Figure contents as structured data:
** START **

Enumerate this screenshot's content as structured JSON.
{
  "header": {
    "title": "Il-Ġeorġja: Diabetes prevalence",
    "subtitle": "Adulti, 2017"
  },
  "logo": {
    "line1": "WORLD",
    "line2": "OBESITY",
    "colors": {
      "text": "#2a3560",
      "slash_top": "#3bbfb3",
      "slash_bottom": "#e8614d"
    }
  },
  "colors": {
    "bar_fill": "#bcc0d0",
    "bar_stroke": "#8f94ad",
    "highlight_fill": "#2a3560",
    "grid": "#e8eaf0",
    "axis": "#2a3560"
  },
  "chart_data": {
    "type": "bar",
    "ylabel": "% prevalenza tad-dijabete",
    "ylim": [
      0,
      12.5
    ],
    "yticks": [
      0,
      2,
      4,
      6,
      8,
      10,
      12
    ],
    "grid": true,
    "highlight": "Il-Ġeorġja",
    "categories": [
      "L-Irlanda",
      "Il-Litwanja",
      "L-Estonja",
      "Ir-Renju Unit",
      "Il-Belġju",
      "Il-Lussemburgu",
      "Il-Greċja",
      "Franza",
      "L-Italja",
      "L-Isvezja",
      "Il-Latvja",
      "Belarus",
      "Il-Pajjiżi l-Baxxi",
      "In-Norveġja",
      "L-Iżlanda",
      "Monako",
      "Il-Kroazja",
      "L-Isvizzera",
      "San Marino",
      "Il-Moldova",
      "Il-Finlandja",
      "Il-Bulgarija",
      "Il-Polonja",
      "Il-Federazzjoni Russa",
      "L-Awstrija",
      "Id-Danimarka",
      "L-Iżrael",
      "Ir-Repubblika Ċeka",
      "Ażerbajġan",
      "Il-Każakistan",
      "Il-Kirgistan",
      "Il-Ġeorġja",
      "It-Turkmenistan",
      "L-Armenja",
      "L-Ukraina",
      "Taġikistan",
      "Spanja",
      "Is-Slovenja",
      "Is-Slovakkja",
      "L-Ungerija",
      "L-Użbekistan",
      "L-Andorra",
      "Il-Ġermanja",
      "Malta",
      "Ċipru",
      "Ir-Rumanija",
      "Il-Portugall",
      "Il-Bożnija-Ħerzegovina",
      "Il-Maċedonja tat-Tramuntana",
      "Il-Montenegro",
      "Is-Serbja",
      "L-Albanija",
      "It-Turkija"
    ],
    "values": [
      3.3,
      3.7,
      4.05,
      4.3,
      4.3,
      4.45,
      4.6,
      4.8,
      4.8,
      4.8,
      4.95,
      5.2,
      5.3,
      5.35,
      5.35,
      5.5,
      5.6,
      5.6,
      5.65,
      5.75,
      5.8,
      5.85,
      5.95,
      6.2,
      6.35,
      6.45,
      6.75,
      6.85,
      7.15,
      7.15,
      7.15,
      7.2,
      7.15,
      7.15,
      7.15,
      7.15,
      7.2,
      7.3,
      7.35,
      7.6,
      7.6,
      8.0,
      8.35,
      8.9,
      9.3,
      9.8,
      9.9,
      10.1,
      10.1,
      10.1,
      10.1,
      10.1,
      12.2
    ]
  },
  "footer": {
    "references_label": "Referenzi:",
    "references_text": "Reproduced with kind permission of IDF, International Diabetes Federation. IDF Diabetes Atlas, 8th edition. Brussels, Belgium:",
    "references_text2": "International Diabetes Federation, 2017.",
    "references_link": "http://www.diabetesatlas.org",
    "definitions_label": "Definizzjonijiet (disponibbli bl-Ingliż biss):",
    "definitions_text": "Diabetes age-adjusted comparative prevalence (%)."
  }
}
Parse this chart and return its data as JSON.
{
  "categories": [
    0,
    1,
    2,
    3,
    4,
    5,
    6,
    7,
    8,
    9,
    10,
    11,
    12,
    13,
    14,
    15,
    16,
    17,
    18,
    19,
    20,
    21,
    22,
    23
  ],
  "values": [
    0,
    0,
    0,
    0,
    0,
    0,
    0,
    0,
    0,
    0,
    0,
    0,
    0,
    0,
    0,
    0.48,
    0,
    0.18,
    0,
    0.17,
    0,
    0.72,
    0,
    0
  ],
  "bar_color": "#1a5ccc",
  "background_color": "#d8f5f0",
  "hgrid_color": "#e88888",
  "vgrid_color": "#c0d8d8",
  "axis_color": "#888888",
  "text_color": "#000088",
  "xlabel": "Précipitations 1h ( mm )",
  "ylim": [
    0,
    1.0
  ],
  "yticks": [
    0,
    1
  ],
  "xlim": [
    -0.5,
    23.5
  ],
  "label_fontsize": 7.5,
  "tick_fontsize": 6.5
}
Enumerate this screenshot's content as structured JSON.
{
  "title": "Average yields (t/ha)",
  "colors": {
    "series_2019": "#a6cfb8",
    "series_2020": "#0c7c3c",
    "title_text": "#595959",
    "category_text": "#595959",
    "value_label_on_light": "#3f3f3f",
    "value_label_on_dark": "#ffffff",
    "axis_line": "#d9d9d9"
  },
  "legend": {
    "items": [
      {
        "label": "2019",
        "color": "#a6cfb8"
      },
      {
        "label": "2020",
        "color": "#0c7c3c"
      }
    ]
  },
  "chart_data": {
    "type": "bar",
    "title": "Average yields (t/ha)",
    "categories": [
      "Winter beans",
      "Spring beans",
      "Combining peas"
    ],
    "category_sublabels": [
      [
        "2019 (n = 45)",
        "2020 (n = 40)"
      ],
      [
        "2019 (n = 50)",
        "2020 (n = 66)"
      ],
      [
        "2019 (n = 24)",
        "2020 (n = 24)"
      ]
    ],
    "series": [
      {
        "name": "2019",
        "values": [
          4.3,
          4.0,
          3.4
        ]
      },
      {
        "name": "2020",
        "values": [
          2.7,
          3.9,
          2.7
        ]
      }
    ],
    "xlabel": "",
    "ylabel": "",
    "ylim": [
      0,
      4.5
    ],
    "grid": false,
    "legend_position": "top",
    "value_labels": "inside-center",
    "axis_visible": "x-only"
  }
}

** END **

Task details:
Extract the complete set of records unchanged.

Written reply:
Enumerate this screenshot's content as structured JSON.
{
  "header": {
    "title": "Il-Ġeorġja: Diabetes prevalence",
    "subtitle": "Adulti, 2017"
  },
  "logo": {
    "line1": "WORLD",
    "line2": "OBESITY",
    "colors": {
      "text": "#2a3560",
      "slash_top": "#3bbfb3",
      "slash_bottom": "#e8614d"
    }
  },
  "colors": {
    "bar_fill": "#bcc0d0",
    "bar_stroke": "#8f94ad",
    "highlight_fill": "#2a3560",
    "grid": "#e8eaf0",
    "axis": "#2a3560"
  },
  "chart_data": {
    "type": "bar",
    "ylabel": "% prevalenza tad-dijabete",
    "ylim": [
      0,
      12.5
    ],
    "yticks": [
      0,
      2,
      4,
      6,
      8,
      10,
      12
    ],
    "grid": true,
    "highlight": "Il-Ġeorġja",
    "categories": [
      "L-Irlanda",
      "Il-Litwanja",
      "L-Estonja",
      "Ir-Renju Unit",
      "Il-Belġju",
      "Il-Lussemburgu",
      "Il-Greċja",
      "Franza",
      "L-Italja",
      "L-Isvezja",
      "Il-Latvja",
      "Belarus",
      "Il-Pajjiżi l-Baxxi",
      "In-Norveġja",
      "L-Iżlanda",
      "Monako",
      "Il-Kroazja",
      "L-Isvizzera",
      "San Marino",
      "Il-Moldova",
      "Il-Finlandja",
      "Il-Bulgarija",
      "Il-Polonja",
      "Il-Federazzjoni Russa",
      "L-Awstrija",
      "Id-Danimarka",
      "L-Iżrael",
      "Ir-Repubblika Ċeka",
      "Ażerbajġan",
      "Il-Każakistan",
      "Il-Kirgistan",
      "Il-Ġeorġja",
      "It-Turkmenistan",
      "L-Armenja",
      "L-Ukraina",
      "Taġikistan",
      "Spanja",
      "Is-Slovenja",
      "Is-Slovakkja",
      "L-Ungerija",
      "L-Użbekistan",
      "L-Andorra",
      "Il-Ġermanja",
      "Malta",
      "Ċipru",
      "Ir-Rumanija",
      "Il-Portugall",
      "Il-Bożnija-Ħerzegovina",
      "Il-Maċedonja tat-Tramuntana",
      "Il-Montenegro",
      "Is-Serbja",
      "L-Albanija",
      "It-Turkija"
    ],
    "values": [
      3.3,
      3.7,
      4.05,
      4.3,
      4.3,
      4.45,
      4.6,
      4.8,
      4.8,
      4.8,
      4.95,
      5.2,
      5.3,
      5.35,
      5.35,
      5.5,
      5.6,
      5.6,
      5.65,
      5.75,
      5.8,
      5.85,
      5.95,
      6.2,
      6.35,
      6.45,
      6.75,
      6.85,
      7.15,
      7.15,
      7.15,
      7.2,
      7.15,
      7.15,
      7.15,
      7.15,
      7.2,
      7.3,
      7.35,
      7.6,
      7.6,
      8.0,
      8.35,
      8.9,
      9.3,
      9.8,
      9.9,
      10.1,
      10.1,
      10.1,
      10.1,
      10.1,
      12.2
    ]
  },
  "footer": {
    "references_label": "Referenzi:",
    "references_text": "Reproduced with kind permission of IDF, International Diabetes Federation. IDF Diabetes Atlas, 8th edition. Brussels, Belgium:",
    "references_text2": "International Diabetes Federation, 2017.",
    "references_link": "http://www.diabetesatlas.org",
    "definitions_label": "Definizzjonijiet (disponibbli bl-Ingliż biss):",
    "definitions_text": "Diabetes age-adjusted comparative prevalence (%)."
  }
}
Parse this chart and return its data as JSON.
{
  "categories": [
    0,
    1,
    2,
    3,
    4,
    5,
    6,
    7,
    8,
    9,
    10,
    11,
    12,
    13,
    14,
    15,
    16,
    17,
    18,
    19,
    20,
    21,
    22,
    23
  ],
  "values": [
    0,
    0,
    0,
    0,
    0,
    0,
    0,
    0,
    0,
    0,
    0,
    0,
    0,
    0,
    0,
    0.48,
    0,
    0.18,
    0,
    0.17,
    0,
    0.72,
    0,
    0
  ],
  "bar_color": "#1a5ccc",
  "background_color": "#d8f5f0",
  "hgrid_color": "#e88888",
  "vgrid_color": "#c0d8d8",
  "axis_color": "#888888",
  "text_color": "#000088",
  "xlabel": "Précipitations 1h ( mm )",
  "ylim": [
    0,
    1.0
  ],
  "yticks": [
    0,
    1
  ],
  "xlim": [
    -0.5,
    23.5
  ],
  "label_fontsize": 7.5,
  "tick_fontsize": 6.5
}
Enumerate this screenshot's content as structured JSON.
{
  "title": "Average yields (t/ha)",
  "colors": {
    "series_2019": "#a6cfb8",
    "series_2020": "#0c7c3c",
    "title_text": "#595959",
    "category_text": "#595959",
    "value_label_on_light": "#3f3f3f",
    "value_label_on_dark": "#ffffff",
    "axis_line": "#d9d9d9"
  },
  "legend": {
    "items": [
      {
        "label": "2019",
        "color": "#a6cfb8"
      },
      {
        "label": "2020",
        "color": "#0c7c3c"
      }
    ]
  },
  "chart_data": {
    "type": "bar",
    "title": "Average yields (t/ha)",
    "categories": [
      "Winter beans",
      "Spring beans",
      "Combining peas"
    ],
    "category_sublabels": [
      [
        "2019 (n = 45)",
        "2020 (n = 40)"
      ],
      [
        "2019 (n = 50)",
        "2020 (n = 66)"
      ],
      [
        "2019 (n = 24)",
        "2020 (n = 24)"
      ]
    ],
    "series": [
      {
        "name": "2019",
        "values": [
          4.3,
          4.0,
          3.4
        ]
      },
      {
        "name": "2020",
        "values": [
          2.7,
          3.9,
          2.7
        ]
      }
    ],
    "xlabel": "",
    "ylabel": "",
    "ylim": [
      0,
      4.5
    ],
    "grid": false,
    "legend_position": "top",
    "value_labels": "inside-center",
    "axis_visible": "x-only"
  }
}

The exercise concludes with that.